## Problem description
Copy each line with the word "进入了房间" in it.

## Provided data

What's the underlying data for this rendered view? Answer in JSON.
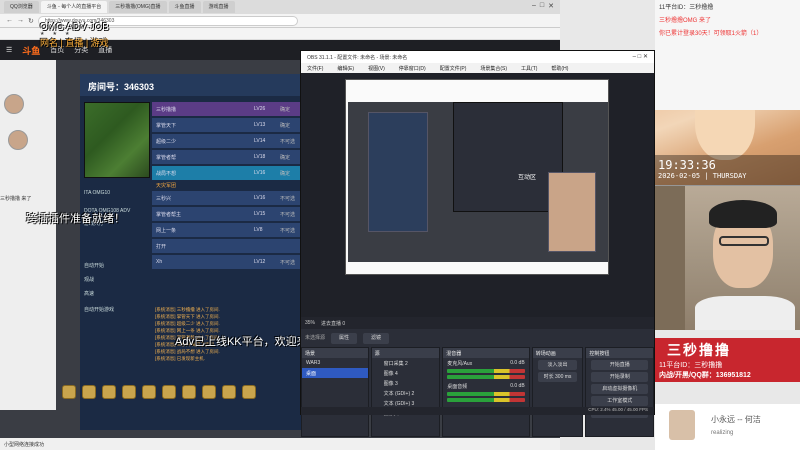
{
  "browser": {
    "tabs": [
      "QQ浏览器",
      "斗鱼 - 每个人的直播平台",
      "三秒撸撸(OMG)直播",
      "斗鱼直播",
      "游戏直播"
    ],
    "url": "https://www.douyu.com/346303",
    "window_title_obs": "OBS 31.1.1 - 配置文件: 未命名 - 场景: 未命名"
  },
  "site": {
    "logo": "斗鱼",
    "nav": [
      "首页",
      "分类",
      "直播"
    ],
    "status_left": "小型网络连接成功"
  },
  "lobby": {
    "room_label": "房间号：346303",
    "map_name": "ITA OMG10",
    "map_info": "DOTA OMG108 ADV",
    "options": [
      "游戏大厅",
      "自动开始",
      "观战",
      "高速",
      "自动开始游戏"
    ],
    "team_header": "天灾军团",
    "players": [
      {
        "name": "三秒撸撸",
        "lv": "LV26",
        "st": "确定"
      },
      {
        "name": "掌管天下",
        "lv": "LV13",
        "st": "确定"
      },
      {
        "name": "超级二少",
        "lv": "LV14",
        "st": "不可选"
      },
      {
        "name": "掌管者帮",
        "lv": "LV18",
        "st": "确定"
      },
      {
        "name": "战局不想",
        "lv": "LV16",
        "st": "确定"
      },
      {
        "name": "三秒兴",
        "lv": "LV16",
        "st": "不可选"
      },
      {
        "name": "掌管者帮主",
        "lv": "LV15",
        "st": "不可选"
      },
      {
        "name": "网上一条",
        "lv": "LV8",
        "st": "不可选"
      },
      {
        "name": "打开",
        "lv": "",
        "st": ""
      },
      {
        "name": "Xh",
        "lv": "LV12",
        "st": "不可选"
      }
    ],
    "chat": [
      "[系统消息] 三秒撸撸 进入了房间.",
      "[系统消息] 掌管天下 进入了房间.",
      "[系统消息] 超级二少 进入了房间.",
      "[系统消息] 网上一条 进入了房间.",
      "[系统消息] 掌管者帮 进入了房间.",
      "[系统消息] 三秒兴 离开了房间.",
      "[系统消息] 战局不想 进入了房间.",
      "[系统消息] 已发现新主机."
    ]
  },
  "overlays": {
    "plugin_ready": "跨插插件准备就绪！",
    "announce": "Adv已上线KK平台，欢迎来玩！QQ交流群：1028300994",
    "top_left_1": "OMG ADV JOB",
    "top_left_2": "网名 | 直播 | 游戏",
    "chat_join": "三秒撸撸 来了",
    "mini_label": "互动区"
  },
  "obs": {
    "menu": [
      "文件(F)",
      "编辑(E)",
      "视图(V)",
      "停靠窗口(D)",
      "配置文件(P)",
      "场景集合(S)",
      "工具(T)",
      "帮助(H)"
    ],
    "scene_row": [
      "35%",
      "进去直播 0"
    ],
    "dock_buttons": [
      "未选择源",
      "属性",
      "滤镜"
    ],
    "scenes_title": "场景",
    "scenes": [
      "WAR3",
      "桌面"
    ],
    "sources_title": "源",
    "sources": [
      "窗口采集 2",
      "图像 4",
      "图像 3",
      "文本 (GDI+) 2",
      "文本 (GDI+) 3",
      "摄像头"
    ],
    "mixer_title": "混音器",
    "mixer": [
      {
        "name": "麦克风/Aux",
        "db": "0.0 dB"
      },
      {
        "name": "桌面音频",
        "db": "0.0 dB"
      }
    ],
    "transitions_title": "转场动画",
    "transitions": [
      "淡入淡出",
      "时长 300 ms"
    ],
    "controls_title": "控制按钮",
    "controls": [
      "开始直播",
      "开始录制",
      "启动虚拟摄像机",
      "工作室模式",
      "设置"
    ],
    "status": "CPU: 2.4%   45.00 / 45.00 FPS"
  },
  "right": {
    "chat": [
      {
        "text": "11平台ID：三秒撸撸",
        "red": false
      },
      {
        "text": "三秒撸撸OMG 来了",
        "red": true
      },
      {
        "text": "你已累计登录30天！可领取1火箭（1）",
        "red": true
      }
    ],
    "time": "19:33:36",
    "date": "2026-02-05 | THURSDAY",
    "name_big": "三秒撸撸",
    "platform": "11平台ID：三秒撸撸",
    "qq": "内战/开黑/QQ群：136951812",
    "sub_name": "小永远 -- 何洁",
    "sub_id": "realizing"
  }
}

## Solution for this problem
      "[系统消息] 三秒撸撸 进入了房间.",
      "[系统消息] 掌管天下 进入了房间.",
      "[系统消息] 超级二少 进入了房间.",
      "[系统消息] 网上一条 进入了房间.",
      "[系统消息] 掌管者帮 进入了房间.",
      "[系统消息] 战局不想 进入了房间.",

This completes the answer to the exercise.